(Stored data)
** begin **
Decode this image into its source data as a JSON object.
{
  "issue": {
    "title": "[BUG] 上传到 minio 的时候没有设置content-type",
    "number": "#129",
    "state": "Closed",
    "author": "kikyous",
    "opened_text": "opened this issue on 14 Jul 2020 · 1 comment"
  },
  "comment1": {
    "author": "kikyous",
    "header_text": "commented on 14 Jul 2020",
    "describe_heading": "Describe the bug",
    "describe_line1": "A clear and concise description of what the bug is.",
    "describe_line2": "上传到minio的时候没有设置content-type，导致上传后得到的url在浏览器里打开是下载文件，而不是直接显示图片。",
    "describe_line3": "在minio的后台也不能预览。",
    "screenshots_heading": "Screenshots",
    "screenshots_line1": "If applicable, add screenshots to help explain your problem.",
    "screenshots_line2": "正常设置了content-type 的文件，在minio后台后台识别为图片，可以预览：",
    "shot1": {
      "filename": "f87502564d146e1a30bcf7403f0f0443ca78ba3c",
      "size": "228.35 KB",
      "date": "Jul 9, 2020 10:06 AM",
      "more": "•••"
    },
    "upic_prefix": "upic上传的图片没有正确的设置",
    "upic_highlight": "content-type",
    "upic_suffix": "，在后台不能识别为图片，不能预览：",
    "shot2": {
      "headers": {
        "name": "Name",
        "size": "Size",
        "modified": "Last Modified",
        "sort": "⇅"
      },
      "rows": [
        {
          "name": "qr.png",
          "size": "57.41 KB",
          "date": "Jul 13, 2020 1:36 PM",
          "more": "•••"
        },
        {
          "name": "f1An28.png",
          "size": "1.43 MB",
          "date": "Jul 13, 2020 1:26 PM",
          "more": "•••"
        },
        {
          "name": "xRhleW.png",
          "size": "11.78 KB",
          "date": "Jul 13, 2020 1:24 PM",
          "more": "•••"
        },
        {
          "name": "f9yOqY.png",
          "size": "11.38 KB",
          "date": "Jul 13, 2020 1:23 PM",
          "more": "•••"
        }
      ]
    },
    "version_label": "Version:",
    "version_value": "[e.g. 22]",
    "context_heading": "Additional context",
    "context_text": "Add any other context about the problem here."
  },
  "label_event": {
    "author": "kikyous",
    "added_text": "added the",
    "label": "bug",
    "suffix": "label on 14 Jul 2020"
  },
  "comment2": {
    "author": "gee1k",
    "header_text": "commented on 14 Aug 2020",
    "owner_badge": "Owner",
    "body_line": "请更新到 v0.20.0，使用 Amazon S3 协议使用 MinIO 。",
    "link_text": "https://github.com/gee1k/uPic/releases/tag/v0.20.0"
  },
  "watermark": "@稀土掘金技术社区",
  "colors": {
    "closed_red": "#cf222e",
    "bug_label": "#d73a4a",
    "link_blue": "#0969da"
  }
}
** end **
## DIRECTION
Every line of the data above should be copied exactly.

## EXERCISE OUTPUT
Decode this image into its source data as a JSON object.
{
  "issue": {
    "title": "[BUG] 上传到 minio 的时候没有设置content-type",
    "number": "#129",
    "state": "Closed",
    "author": "kikyous",
    "opened_text": "opened this issue on 14 Jul 2020 · 1 comment"
  },
  "comment1": {
    "author": "kikyous",
    "header_text": "commented on 14 Jul 2020",
    "describe_heading": "Describe the bug",
    "describe_line1": "A clear and concise description of what the bug is.",
    "describe_line2": "上传到minio的时候没有设置content-type，导致上传后得到的url在浏览器里打开是下载文件，而不是直接显示图片。",
    "describe_line3": "在minio的后台也不能预览。",
    "screenshots_heading": "Screenshots",
    "screenshots_line1": "If applicable, add screenshots to help explain your problem.",
    "screenshots_line2": "正常设置了content-type 的文件，在minio后台后台识别为图片，可以预览：",
    "shot1": {
      "filename": "f87502564d146e1a30bcf7403f0f0443ca78ba3c",
      "size": "228.35 KB",
      "date": "Jul 9, 2020 10:06 AM",
      "more": "•••"
    },
    "upic_prefix": "upic上传的图片没有正确的设置",
    "upic_highlight": "content-type",
    "upic_suffix": "，在后台不能识别为图片，不能预览：",
    "shot2": {
      "headers": {
        "name": "Name",
        "size": "Size",
        "modified": "Last Modified",
        "sort": "⇅"
      },
      "rows": [
        {
          "name": "qr.png",
          "size": "57.41 KB",
          "date": "Jul 13, 2020 1:36 PM",
          "more": "•••"
        },
        {
          "name": "f1An28.png",
          "size": "1.43 MB",
          "date": "Jul 13, 2020 1:26 PM",
          "more": "•••"
        },
        {
          "name": "xRhleW.png",
          "size": "11.78 KB",
          "date": "Jul 13, 2020 1:24 PM",
          "more": "•••"
        },
        {
          "name": "f9yOqY.png",
          "size": "11.38 KB",
          "date": "Jul 13, 2020 1:23 PM",
          "more": "•••"
        }
      ]
    },
    "version_label": "Version:",
    "version_value": "[e.g. 22]",
    "context_heading": "Additional context",
    "context_text": "Add any other context about the problem here."
  },
  "label_event": {
    "author": "kikyous",
    "added_text": "added the",
    "label": "bug",
    "suffix": "label on 14 Jul 2020"
  },
  "comment2": {
    "author": "gee1k",
    "header_text": "commented on 14 Aug 2020",
    "owner_badge": "Owner",
    "body_line": "请更新到 v0.20.0，使用 Amazon S3 协议使用 MinIO 。",
    "link_text": "https://github.com/gee1k/uPic/releases/tag/v0.20.0"
  },
  "watermark": "@稀土掘金技术社区",
  "colors": {
    "closed_red": "#cf222e",
    "bug_label": "#d73a4a",
    "link_blue": "#0969da"
  }
}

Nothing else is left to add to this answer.